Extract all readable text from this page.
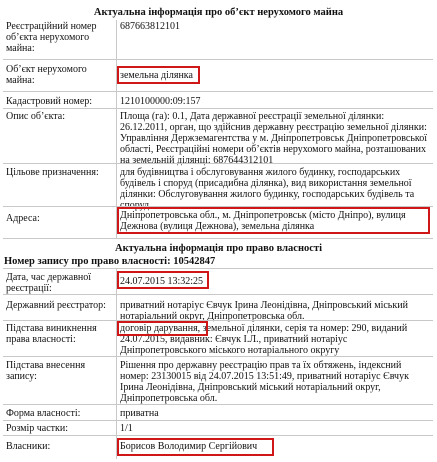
Актуальна інформація про об’єкт нерухомого майна
Реєстраційний номер об’єкта нерухомого майна:
687663812101
Об’єкт нерухомого майна:	земельна ділянка
Кадастровий номер:	1210100000:09:157
Опис об’єкта:	Площа (га): 0.1, Дата державної реєстрації земельної ділянки: 26.12.2011, орган, що здійснив державну реєстрацію земельної ділянки: Управління Держземагентства у м. Дніпропетровськ Дніпропетровської області, Реєстраційні номери об’єктів нерухомого майна, розташованих на земельній ділянці: 687644312101
Цільове призначення:	для будівництва і обслуговування жилого будинку, господарських будівель і споруд (присадибна ділянка), вид використання земельної ділянки: Обслуговування жилого будинку, господарських будівель та споруд
Адреса:	Дніпропетровська обл., м. Дніпропетровськ (місто Дніпро), вулиця Деж​нова (вулиця Деж​нова), земельна ділянка
Актуальна інформація про право власності
Номер запису про право власності: 10542847
Дата, час державної реєстрації:
24.07.2015 13:32:25
Державний реєстратор:	приватний нотаріус Євчук Ірина Леонідівна, Дніпровський міський нотаріальний округ, Дніпропетровська обл.
Підстава виникнення права власності:
договір дарування, земельної ділянки, серія та номер: 290, виданий 24.07.2015, видавник: Євчук І.Л., приватний нотаріус Дніпропетровського міського нотаріального округу
Підстава внесення запису:
Рішення про державну реєстрацію прав та їх обтяжень, індексний номер: 23130015 від 24.07.2015 13:51:49, приватний нотаріус Євчук Ірина Леонідівна, Дніпровський міський нотаріальний округ, Дніпропетровська обл.
Форма власності:	приватна
Розмір частки:	1/1
Власники:	Борисов Володимир Сергійович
□ □ □ □
Written task: Without the pictures, print the records in full, exactly as they appear.

Task response:
Extract all readable text from this page.
Актуальна інформація про об’єкт нерухомого майна
Реєстраційний номер об’єкта нерухомого майна:
687663812101
Об’єкт нерухомого майна:	земельна ділянка
Кадастровий номер:	1210100000:09:157
Опис об’єкта:	Площа (га): 0.1, Дата державної реєстрації земельної ділянки: 26.12.2011, орган, що здійснив державну реєстрацію земельної ділянки: Управління Держземагентства у м. Дніпропетровськ Дніпропетровської області, Реєстраційні номери об’єктів нерухомого майна, розташованих на земельній ділянці: 687644312101
Цільове призначення:	для будівництва і обслуговування жилого будинку, господарських будівель і споруд (присадибна ділянка), вид використання земельної ділянки: Обслуговування жилого будинку, господарських будівель та споруд
Адреса:	Дніпропетровська обл., м. Дніпропетровськ (місто Дніпро), вулиця Деж​нова (вулиця Деж​нова), земельна ділянка
Актуальна інформація про право власності
Номер запису про право власності: 10542847
Дата, час державної реєстрації:
24.07.2015 13:32:25
Державний реєстратор:	приватний нотаріус Євчук Ірина Леонідівна, Дніпровський міський нотаріальний округ, Дніпропетровська обл.
Підстава виникнення права власності:
договір дарування, земельної ділянки, серія та номер: 290, виданий 24.07.2015, видавник: Євчук І.Л., приватний нотаріус Дніпропетровського міського нотаріального округу
Підстава внесення запису:
Рішення про державну реєстрацію прав та їх обтяжень, індексний номер: 23130015 від 24.07.2015 13:51:49, приватний нотаріус Євчук Ірина Леонідівна, Дніпровський міський нотаріальний округ, Дніпропетровська обл.
Форма власності:	приватна
Розмір частки:	1/1
Власники:	Борисов Володимир Сергійович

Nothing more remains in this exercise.